• Required task: Return the entries below in their exact form, leaving the pictures out.

---------------

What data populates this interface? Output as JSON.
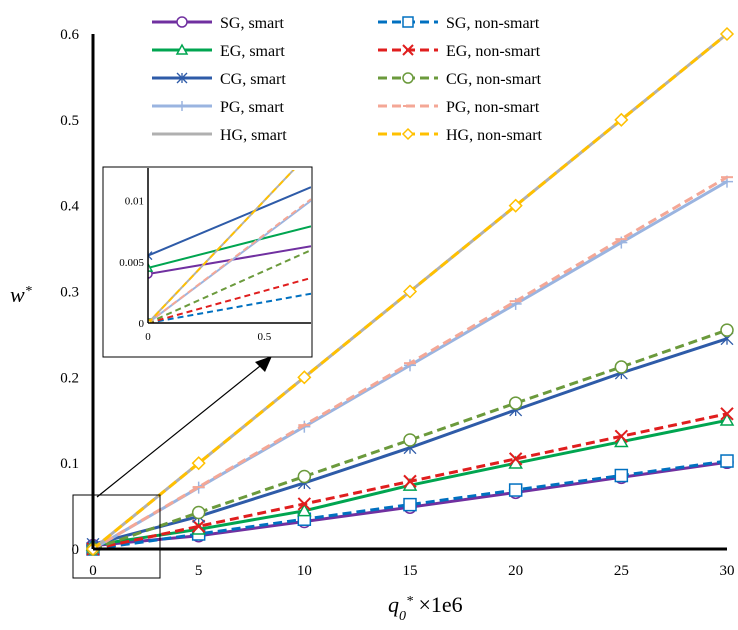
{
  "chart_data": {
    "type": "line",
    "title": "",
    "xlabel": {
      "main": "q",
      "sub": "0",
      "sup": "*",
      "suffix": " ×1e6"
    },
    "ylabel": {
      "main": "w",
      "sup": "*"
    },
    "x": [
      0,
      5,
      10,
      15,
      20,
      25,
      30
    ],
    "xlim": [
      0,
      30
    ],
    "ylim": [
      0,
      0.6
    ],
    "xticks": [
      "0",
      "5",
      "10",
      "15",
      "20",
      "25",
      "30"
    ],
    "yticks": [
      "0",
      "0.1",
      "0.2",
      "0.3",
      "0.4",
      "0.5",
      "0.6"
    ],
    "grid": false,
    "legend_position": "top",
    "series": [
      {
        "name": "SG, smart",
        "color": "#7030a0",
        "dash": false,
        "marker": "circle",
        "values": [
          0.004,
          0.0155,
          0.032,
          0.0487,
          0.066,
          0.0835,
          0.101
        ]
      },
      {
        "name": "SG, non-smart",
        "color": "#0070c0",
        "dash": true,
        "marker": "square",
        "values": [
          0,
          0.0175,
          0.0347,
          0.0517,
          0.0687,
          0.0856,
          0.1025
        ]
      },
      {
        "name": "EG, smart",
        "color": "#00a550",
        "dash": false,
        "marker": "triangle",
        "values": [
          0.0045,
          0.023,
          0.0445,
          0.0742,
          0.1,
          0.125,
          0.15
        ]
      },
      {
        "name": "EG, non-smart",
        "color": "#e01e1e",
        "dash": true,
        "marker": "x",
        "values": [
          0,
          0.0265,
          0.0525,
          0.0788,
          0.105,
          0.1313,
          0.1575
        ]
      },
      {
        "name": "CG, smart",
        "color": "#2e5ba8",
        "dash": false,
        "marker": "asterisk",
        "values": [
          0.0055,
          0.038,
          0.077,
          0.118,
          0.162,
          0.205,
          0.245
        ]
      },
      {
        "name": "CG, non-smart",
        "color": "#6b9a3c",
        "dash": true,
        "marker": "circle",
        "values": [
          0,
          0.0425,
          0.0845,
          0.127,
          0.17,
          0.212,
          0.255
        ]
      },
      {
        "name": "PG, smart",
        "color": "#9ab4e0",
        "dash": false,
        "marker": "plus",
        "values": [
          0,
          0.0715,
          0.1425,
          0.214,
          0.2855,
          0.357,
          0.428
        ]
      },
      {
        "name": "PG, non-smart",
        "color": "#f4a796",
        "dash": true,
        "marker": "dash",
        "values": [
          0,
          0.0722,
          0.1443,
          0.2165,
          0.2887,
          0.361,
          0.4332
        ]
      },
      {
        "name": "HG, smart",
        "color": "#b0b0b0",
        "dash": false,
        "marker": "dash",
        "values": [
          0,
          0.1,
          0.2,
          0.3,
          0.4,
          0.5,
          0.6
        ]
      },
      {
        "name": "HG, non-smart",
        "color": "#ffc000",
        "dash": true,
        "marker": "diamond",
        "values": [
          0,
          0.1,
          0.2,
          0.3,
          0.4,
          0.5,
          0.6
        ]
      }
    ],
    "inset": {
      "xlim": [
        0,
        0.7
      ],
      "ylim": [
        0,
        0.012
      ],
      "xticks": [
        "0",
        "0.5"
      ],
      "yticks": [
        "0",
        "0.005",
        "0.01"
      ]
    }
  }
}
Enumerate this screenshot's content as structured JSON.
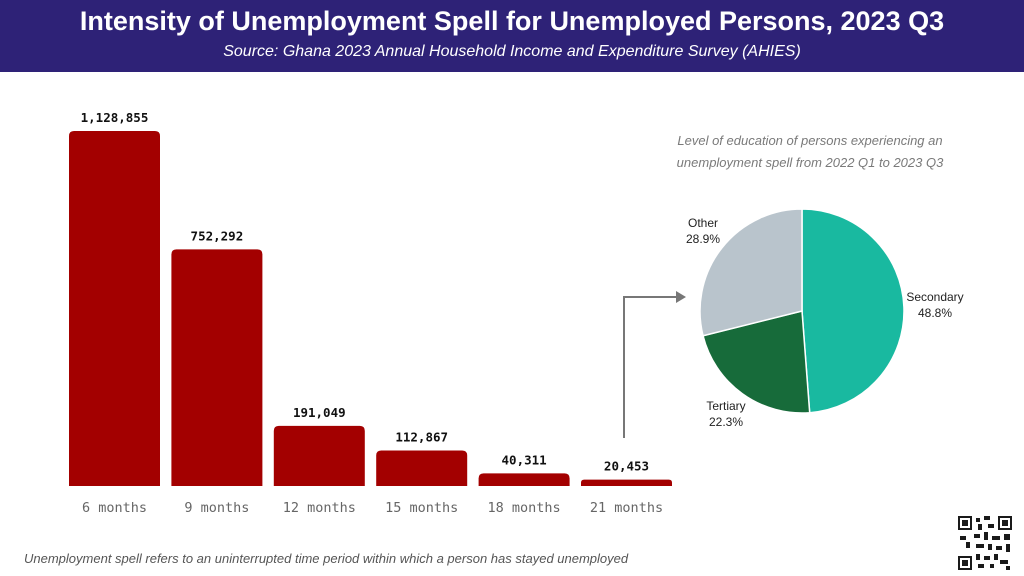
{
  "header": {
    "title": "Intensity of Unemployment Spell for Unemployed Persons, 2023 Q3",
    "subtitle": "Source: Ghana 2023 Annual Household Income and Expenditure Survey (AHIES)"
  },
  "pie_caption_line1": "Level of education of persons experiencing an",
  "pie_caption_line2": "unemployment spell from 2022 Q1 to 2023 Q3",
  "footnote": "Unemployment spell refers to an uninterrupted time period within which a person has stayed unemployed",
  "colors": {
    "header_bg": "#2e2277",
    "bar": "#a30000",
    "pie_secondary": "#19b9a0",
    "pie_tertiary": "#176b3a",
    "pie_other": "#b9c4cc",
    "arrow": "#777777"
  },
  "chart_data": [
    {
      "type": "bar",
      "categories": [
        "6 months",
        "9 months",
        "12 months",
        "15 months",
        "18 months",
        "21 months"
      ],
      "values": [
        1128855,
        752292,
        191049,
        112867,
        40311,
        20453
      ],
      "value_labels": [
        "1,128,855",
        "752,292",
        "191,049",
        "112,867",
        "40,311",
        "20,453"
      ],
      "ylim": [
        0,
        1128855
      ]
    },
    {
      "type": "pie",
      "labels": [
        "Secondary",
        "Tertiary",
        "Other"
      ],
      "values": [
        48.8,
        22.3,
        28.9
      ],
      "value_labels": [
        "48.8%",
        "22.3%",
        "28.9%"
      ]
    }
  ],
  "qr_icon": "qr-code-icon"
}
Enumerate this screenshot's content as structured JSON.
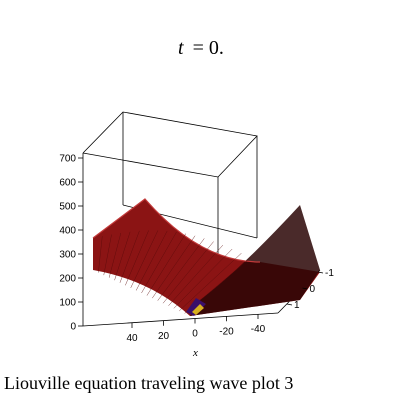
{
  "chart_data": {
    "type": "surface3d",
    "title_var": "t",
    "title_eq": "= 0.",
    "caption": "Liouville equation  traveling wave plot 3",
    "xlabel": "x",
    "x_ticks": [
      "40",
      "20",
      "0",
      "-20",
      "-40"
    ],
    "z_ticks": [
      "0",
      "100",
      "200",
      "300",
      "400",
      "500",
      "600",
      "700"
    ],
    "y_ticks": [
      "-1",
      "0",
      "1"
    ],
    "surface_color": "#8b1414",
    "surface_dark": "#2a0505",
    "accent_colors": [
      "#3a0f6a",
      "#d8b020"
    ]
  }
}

---------------

• Completed exercise:
What data populates this interface? Output as JSON.
{
  "chart_data": {
    "type": "line",
    "title": "",
    "xlabel": {
      "main": "q",
      "sub": "0",
      "sup": "*",
      "suffix": " ×1e6"
    },
    "ylabel": {
      "main": "w",
      "sup": "*"
    },
    "x": [
      0,
      5,
      10,
      15,
      20,
      25,
      30
    ],
    "xlim": [
      0,
      30
    ],
    "ylim": [
      0,
      0.6
    ],
    "xticks": [
      "0",
      "5",
      "10",
      "15",
      "20",
      "25",
      "30"
    ],
    "yticks": [
      "0",
      "0.1",
      "0.2",
      "0.3",
      "0.4",
      "0.5",
      "0.6"
    ],
    "grid": false,
    "legend_position": "top",
    "series": [
      {
        "name": "SG, smart",
        "color": "#7030a0",
        "dash": false,
        "marker": "circle",
        "values": [
          0.004,
          0.0155,
          0.032,
          0.0487,
          0.066,
          0.0835,
          0.101
        ]
      },
      {
        "name": "SG, non-smart",
        "color": "#0070c0",
        "dash": true,
        "marker": "square",
        "values": [
          0,
          0.0175,
          0.0347,
          0.0517,
          0.0687,
          0.0856,
          0.1025
        ]
      },
      {
        "name": "EG, smart",
        "color": "#00a550",
        "dash": false,
        "marker": "triangle",
        "values": [
          0.0045,
          0.023,
          0.0445,
          0.0742,
          0.1,
          0.125,
          0.15
        ]
      },
      {
        "name": "EG, non-smart",
        "color": "#e01e1e",
        "dash": true,
        "marker": "x",
        "values": [
          0,
          0.0265,
          0.0525,
          0.0788,
          0.105,
          0.1313,
          0.1575
        ]
      },
      {
        "name": "CG, smart",
        "color": "#2e5ba8",
        "dash": false,
        "marker": "asterisk",
        "values": [
          0.0055,
          0.038,
          0.077,
          0.118,
          0.162,
          0.205,
          0.245
        ]
      },
      {
        "name": "CG, non-smart",
        "color": "#6b9a3c",
        "dash": true,
        "marker": "circle",
        "values": [
          0,
          0.0425,
          0.0845,
          0.127,
          0.17,
          0.212,
          0.255
        ]
      },
      {
        "name": "PG, smart",
        "color": "#9ab4e0",
        "dash": false,
        "marker": "plus",
        "values": [
          0,
          0.0715,
          0.1425,
          0.214,
          0.2855,
          0.357,
          0.428
        ]
      },
      {
        "name": "PG, non-smart",
        "color": "#f4a796",
        "dash": true,
        "marker": "dash",
        "values": [
          0,
          0.0722,
          0.1443,
          0.2165,
          0.2887,
          0.361,
          0.4332
        ]
      },
      {
        "name": "HG, smart",
        "color": "#b0b0b0",
        "dash": false,
        "marker": "dash",
        "values": [
          0,
          0.1,
          0.2,
          0.3,
          0.4,
          0.5,
          0.6
        ]
      },
      {
        "name": "HG, non-smart",
        "color": "#ffc000",
        "dash": true,
        "marker": "diamond",
        "values": [
          0,
          0.1,
          0.2,
          0.3,
          0.4,
          0.5,
          0.6
        ]
      }
    ],
    "inset": {
      "xlim": [
        0,
        0.7
      ],
      "ylim": [
        0,
        0.012
      ],
      "xticks": [
        "0",
        "0.5"
      ],
      "yticks": [
        "0",
        "0.005",
        "0.01"
      ]
    }
  }
}
Enumerate this screenshot's content as structured JSON.
{
  "header": {
    "title": "Intensity of Unemployment Spell for Unemployed Persons, 2023 Q3",
    "subtitle": "Source: Ghana 2023 Annual Household Income and Expenditure Survey (AHIES)"
  },
  "pie_caption_line1": "Level of education of persons experiencing an",
  "pie_caption_line2": "unemployment spell from 2022 Q1 to 2023 Q3",
  "footnote": "Unemployment spell refers to an uninterrupted time period within which a person has stayed unemployed",
  "colors": {
    "header_bg": "#2e2277",
    "bar": "#a30000",
    "pie_secondary": "#19b9a0",
    "pie_tertiary": "#176b3a",
    "pie_other": "#b9c4cc",
    "arrow": "#777777"
  },
  "chart_data": [
    {
      "type": "bar",
      "categories": [
        "6 months",
        "9 months",
        "12 months",
        "15 months",
        "18 months",
        "21 months"
      ],
      "values": [
        1128855,
        752292,
        191049,
        112867,
        40311,
        20453
      ],
      "value_labels": [
        "1,128,855",
        "752,292",
        "191,049",
        "112,867",
        "40,311",
        "20,453"
      ],
      "ylim": [
        0,
        1128855
      ]
    },
    {
      "type": "pie",
      "labels": [
        "Secondary",
        "Tertiary",
        "Other"
      ],
      "values": [
        48.8,
        22.3,
        28.9
      ],
      "value_labels": [
        "48.8%",
        "22.3%",
        "28.9%"
      ]
    }
  ],
  "qr_icon": "qr-code-icon"
}
Enumerate this screenshot's content as structured JSON.
{
  "chart_data": {
    "type": "surface3d",
    "title_var": "t",
    "title_eq": "= 0.",
    "caption": "Liouville equation  traveling wave plot 3",
    "xlabel": "x",
    "x_ticks": [
      "40",
      "20",
      "0",
      "-20",
      "-40"
    ],
    "z_ticks": [
      "0",
      "100",
      "200",
      "300",
      "400",
      "500",
      "600",
      "700"
    ],
    "y_ticks": [
      "-1",
      "0",
      "1"
    ],
    "surface_color": "#8b1414",
    "surface_dark": "#2a0505",
    "accent_colors": [
      "#3a0f6a",
      "#d8b020"
    ]
  }
}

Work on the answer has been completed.